▸ WHAT YOU SHOULD DO
Please repeat all of the lines that follow, exactly as written.

▸ DATA PROVIDED
-*-*-
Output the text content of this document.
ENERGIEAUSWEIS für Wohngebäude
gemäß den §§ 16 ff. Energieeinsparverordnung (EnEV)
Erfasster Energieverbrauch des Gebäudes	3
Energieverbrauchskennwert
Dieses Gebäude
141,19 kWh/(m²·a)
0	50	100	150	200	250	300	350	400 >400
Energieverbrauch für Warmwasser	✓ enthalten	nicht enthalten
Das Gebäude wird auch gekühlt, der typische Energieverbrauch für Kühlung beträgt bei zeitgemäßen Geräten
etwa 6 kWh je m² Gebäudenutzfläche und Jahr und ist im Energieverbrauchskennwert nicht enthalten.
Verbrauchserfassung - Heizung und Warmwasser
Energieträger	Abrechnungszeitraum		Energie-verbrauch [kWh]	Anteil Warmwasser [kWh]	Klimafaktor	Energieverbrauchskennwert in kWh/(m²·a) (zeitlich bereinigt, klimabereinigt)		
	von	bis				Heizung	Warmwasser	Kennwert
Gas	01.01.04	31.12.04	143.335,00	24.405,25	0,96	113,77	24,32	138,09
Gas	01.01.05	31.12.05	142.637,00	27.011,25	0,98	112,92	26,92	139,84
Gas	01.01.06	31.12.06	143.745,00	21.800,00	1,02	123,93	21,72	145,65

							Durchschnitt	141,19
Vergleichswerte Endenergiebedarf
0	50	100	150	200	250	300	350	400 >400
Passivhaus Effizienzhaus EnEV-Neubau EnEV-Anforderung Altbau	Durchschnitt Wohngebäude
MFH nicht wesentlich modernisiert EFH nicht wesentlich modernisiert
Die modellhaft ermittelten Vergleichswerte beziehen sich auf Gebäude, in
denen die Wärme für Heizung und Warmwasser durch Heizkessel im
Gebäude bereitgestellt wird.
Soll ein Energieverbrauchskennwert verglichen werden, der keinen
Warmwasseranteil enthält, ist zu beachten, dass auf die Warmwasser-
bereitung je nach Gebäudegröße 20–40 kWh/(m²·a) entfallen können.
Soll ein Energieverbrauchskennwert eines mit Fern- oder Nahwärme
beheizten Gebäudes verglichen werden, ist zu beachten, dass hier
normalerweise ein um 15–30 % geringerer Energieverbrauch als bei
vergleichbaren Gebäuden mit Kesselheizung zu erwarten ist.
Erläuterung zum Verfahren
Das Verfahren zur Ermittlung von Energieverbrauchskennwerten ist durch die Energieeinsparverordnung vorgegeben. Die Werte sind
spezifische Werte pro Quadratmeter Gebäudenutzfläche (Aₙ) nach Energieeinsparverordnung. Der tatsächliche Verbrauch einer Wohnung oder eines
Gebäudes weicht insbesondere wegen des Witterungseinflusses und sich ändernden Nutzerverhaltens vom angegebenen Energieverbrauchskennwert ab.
-*-*-
▸ RESPONSE TO THIS TASK
Output the text content of this document.
ENERGIEAUSWEIS für Wohngebäude
gemäß den §§ 16 ff. Energieeinsparverordnung (EnEV)
Erfasster Energieverbrauch des Gebäudes	3
Energieverbrauchskennwert
Dieses Gebäude
141,19 kWh/(m²·a)
0	50	100	150	200	250	300	350	400 >400
Energieverbrauch für Warmwasser	✓ enthalten	nicht enthalten
Das Gebäude wird auch gekühlt, der typische Energieverbrauch für Kühlung beträgt bei zeitgemäßen Geräten
etwa 6 kWh je m² Gebäudenutzfläche und Jahr und ist im Energieverbrauchskennwert nicht enthalten.
Verbrauchserfassung - Heizung und Warmwasser
Energieträger	Abrechnungszeitraum		Energie-verbrauch [kWh]	Anteil Warmwasser [kWh]	Klimafaktor	Energieverbrauchskennwert in kWh/(m²·a) (zeitlich bereinigt, klimabereinigt)		
	von	bis				Heizung	Warmwasser	Kennwert
Gas	01.01.04	31.12.04	143.335,00	24.405,25	0,96	113,77	24,32	138,09
Gas	01.01.05	31.12.05	142.637,00	27.011,25	0,98	112,92	26,92	139,84
Gas	01.01.06	31.12.06	143.745,00	21.800,00	1,02	123,93	21,72	145,65

							Durchschnitt	141,19
Vergleichswerte Endenergiebedarf
0	50	100	150	200	250	300	350	400 >400
Passivhaus Effizienzhaus EnEV-Neubau EnEV-Anforderung Altbau	Durchschnitt Wohngebäude
MFH nicht wesentlich modernisiert EFH nicht wesentlich modernisiert
Die modellhaft ermittelten Vergleichswerte beziehen sich auf Gebäude, in
denen die Wärme für Heizung und Warmwasser durch Heizkessel im
Gebäude bereitgestellt wird.
Soll ein Energieverbrauchskennwert verglichen werden, der keinen
Warmwasseranteil enthält, ist zu beachten, dass auf die Warmwasser-
bereitung je nach Gebäudegröße 20–40 kWh/(m²·a) entfallen können.
Soll ein Energieverbrauchskennwert eines mit Fern- oder Nahwärme
beheizten Gebäudes verglichen werden, ist zu beachten, dass hier
normalerweise ein um 15–30 % geringerer Energieverbrauch als bei
vergleichbaren Gebäuden mit Kesselheizung zu erwarten ist.
Erläuterung zum Verfahren
Das Verfahren zur Ermittlung von Energieverbrauchskennwerten ist durch die Energieeinsparverordnung vorgegeben. Die Werte sind
spezifische Werte pro Quadratmeter Gebäudenutzfläche (Aₙ) nach Energieeinsparverordnung. Der tatsächliche Verbrauch einer Wohnung oder eines
Gebäudes weicht insbesondere wegen des Witterungseinflusses und sich ändernden Nutzerverhaltens vom angegebenen Energieverbrauchskennwert ab.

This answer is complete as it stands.